[Directive] Repeat the records below exactly.

>> Start Material provided

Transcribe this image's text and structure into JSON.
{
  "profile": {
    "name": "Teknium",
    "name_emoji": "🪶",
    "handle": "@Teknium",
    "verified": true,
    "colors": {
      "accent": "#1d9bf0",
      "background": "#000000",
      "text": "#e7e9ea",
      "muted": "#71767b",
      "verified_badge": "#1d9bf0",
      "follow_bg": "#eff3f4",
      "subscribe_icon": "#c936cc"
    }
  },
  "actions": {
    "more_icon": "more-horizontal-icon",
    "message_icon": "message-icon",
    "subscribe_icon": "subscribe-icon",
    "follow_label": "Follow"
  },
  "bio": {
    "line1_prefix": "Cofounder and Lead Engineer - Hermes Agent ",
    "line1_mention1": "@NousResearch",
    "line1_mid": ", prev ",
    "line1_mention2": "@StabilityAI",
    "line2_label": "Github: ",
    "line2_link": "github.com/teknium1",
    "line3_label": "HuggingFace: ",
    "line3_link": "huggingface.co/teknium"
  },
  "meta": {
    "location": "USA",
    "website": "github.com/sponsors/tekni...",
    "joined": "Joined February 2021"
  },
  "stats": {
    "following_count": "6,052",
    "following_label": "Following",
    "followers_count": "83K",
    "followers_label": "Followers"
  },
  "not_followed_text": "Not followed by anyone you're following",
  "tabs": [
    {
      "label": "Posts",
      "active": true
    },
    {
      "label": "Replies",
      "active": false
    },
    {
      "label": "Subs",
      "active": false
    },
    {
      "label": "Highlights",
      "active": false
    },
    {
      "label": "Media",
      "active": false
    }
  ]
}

>> End Material provided

[Solution to this exercise]
Transcribe this image's text and structure into JSON.
{
  "profile": {
    "name": "Teknium",
    "name_emoji": "🪶",
    "handle": "@Teknium",
    "verified": true,
    "colors": {
      "accent": "#1d9bf0",
      "background": "#000000",
      "text": "#e7e9ea",
      "muted": "#71767b",
      "verified_badge": "#1d9bf0",
      "follow_bg": "#eff3f4",
      "subscribe_icon": "#c936cc"
    }
  },
  "actions": {
    "more_icon": "more-horizontal-icon",
    "message_icon": "message-icon",
    "subscribe_icon": "subscribe-icon",
    "follow_label": "Follow"
  },
  "bio": {
    "line1_prefix": "Cofounder and Lead Engineer - Hermes Agent ",
    "line1_mention1": "@NousResearch",
    "line1_mid": ", prev ",
    "line1_mention2": "@StabilityAI",
    "line2_label": "Github: ",
    "line2_link": "github.com/teknium1",
    "line3_label": "HuggingFace: ",
    "line3_link": "huggingface.co/teknium"
  },
  "meta": {
    "location": "USA",
    "website": "github.com/sponsors/tekni...",
    "joined": "Joined February 2021"
  },
  "stats": {
    "following_count": "6,052",
    "following_label": "Following",
    "followers_count": "83K",
    "followers_label": "Followers"
  },
  "not_followed_text": "Not followed by anyone you're following",
  "tabs": [
    {
      "label": "Posts",
      "active": true
    },
    {
      "label": "Replies",
      "active": false
    },
    {
      "label": "Subs",
      "active": false
    },
    {
      "label": "Highlights",
      "active": false
    },
    {
      "label": "Media",
      "active": false
    }
  ]
}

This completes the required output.